## START EXERCISE INPUT
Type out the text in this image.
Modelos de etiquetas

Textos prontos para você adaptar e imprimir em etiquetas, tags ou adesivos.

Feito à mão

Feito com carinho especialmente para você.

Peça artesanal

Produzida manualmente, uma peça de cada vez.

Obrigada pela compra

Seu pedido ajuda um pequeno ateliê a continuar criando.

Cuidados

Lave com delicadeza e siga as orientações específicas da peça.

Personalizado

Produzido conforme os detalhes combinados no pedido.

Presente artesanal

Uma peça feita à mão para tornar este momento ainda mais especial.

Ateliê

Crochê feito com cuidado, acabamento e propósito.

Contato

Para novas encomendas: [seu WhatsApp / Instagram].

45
## END EXERCISE INPUT
* PROBLEM DESCRIPTION: Gather all the lines that include the word "etiquetas" and copy them out.

* FINAL RESULT:
Modelos de etiquetas
Textos prontos para você adaptar e imprimir em etiquetas, tags ou adesivos.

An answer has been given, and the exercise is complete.